WRITTEN PROBLEM
How many lines of these records hold the string "this"? Reply with the number alone.

*****

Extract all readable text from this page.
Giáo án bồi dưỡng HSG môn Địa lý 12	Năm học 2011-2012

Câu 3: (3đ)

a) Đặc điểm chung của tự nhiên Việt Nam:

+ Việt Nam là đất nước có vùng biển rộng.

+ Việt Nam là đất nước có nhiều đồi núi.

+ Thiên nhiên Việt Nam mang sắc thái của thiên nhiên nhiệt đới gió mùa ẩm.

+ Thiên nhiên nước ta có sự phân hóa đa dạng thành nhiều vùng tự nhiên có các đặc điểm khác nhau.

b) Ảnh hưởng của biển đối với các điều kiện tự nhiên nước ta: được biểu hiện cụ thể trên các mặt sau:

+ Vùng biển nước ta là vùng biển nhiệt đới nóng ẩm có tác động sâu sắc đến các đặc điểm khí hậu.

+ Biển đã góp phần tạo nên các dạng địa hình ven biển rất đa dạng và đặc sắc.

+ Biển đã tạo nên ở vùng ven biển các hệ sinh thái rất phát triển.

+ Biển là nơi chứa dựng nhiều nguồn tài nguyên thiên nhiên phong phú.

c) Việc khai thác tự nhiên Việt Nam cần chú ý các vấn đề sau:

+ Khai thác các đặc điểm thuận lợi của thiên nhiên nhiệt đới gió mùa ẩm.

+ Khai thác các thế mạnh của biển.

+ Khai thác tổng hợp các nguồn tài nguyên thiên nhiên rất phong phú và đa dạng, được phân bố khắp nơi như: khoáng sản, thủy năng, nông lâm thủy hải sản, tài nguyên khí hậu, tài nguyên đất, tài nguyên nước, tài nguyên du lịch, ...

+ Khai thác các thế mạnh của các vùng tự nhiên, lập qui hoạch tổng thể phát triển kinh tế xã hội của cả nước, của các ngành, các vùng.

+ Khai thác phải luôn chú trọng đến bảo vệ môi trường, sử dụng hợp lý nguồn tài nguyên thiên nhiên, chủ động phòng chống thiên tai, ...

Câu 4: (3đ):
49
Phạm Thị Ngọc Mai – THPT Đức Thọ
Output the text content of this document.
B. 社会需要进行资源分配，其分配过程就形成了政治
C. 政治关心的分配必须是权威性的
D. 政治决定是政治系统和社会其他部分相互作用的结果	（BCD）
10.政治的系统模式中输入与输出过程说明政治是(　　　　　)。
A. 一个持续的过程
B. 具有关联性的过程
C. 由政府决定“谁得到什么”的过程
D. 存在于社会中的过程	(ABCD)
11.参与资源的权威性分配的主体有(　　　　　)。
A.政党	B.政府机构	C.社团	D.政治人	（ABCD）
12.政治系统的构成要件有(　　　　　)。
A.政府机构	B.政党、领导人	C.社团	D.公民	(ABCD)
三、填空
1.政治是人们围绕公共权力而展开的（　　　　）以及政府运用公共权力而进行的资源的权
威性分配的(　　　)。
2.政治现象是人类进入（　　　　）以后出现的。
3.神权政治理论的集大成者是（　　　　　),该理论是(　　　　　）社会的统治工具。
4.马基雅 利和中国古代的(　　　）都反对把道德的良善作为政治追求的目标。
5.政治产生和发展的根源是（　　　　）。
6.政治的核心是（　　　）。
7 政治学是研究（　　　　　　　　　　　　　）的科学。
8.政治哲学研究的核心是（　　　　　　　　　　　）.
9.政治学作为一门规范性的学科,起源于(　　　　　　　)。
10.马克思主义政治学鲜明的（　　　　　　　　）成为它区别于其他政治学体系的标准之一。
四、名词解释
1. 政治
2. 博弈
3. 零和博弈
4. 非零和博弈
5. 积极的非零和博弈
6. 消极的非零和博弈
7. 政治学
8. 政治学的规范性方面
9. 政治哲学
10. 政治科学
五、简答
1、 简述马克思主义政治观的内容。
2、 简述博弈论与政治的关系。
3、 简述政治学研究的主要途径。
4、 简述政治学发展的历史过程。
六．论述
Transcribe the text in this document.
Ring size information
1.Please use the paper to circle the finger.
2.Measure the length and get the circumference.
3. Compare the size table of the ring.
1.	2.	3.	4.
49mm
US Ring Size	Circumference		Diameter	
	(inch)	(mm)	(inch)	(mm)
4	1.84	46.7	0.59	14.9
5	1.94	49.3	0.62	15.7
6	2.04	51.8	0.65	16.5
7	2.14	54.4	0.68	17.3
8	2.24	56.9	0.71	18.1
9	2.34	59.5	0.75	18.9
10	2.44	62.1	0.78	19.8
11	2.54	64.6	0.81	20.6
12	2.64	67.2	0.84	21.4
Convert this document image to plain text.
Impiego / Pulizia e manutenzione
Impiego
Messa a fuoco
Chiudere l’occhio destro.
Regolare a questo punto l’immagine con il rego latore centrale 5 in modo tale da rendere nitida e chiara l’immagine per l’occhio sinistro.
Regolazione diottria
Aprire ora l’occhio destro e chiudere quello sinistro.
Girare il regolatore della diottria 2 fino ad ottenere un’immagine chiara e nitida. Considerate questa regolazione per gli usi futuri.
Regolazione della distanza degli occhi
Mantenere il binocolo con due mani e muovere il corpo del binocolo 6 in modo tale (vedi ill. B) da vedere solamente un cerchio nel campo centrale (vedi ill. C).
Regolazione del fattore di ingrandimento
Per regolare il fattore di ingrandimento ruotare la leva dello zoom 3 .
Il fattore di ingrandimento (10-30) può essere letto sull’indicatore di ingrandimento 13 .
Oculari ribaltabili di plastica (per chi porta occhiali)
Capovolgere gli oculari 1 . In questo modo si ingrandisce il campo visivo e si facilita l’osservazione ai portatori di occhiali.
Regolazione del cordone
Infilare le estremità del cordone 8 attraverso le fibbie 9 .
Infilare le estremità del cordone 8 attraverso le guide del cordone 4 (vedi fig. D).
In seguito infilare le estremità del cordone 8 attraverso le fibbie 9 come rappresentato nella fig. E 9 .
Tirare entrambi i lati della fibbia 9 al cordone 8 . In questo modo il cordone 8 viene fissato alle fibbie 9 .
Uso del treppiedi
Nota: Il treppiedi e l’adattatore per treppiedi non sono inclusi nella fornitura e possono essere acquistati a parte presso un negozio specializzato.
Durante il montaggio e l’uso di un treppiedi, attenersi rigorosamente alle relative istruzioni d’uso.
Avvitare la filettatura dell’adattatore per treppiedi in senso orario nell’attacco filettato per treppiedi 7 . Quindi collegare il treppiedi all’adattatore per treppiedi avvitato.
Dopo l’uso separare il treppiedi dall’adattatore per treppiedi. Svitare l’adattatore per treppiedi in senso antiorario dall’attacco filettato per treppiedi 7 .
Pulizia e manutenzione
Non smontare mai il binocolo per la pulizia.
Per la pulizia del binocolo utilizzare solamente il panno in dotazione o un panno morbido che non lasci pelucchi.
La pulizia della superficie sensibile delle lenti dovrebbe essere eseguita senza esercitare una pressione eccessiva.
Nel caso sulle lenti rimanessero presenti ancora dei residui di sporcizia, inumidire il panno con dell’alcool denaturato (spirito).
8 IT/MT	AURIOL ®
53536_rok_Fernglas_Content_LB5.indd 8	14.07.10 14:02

*****

RESULT
4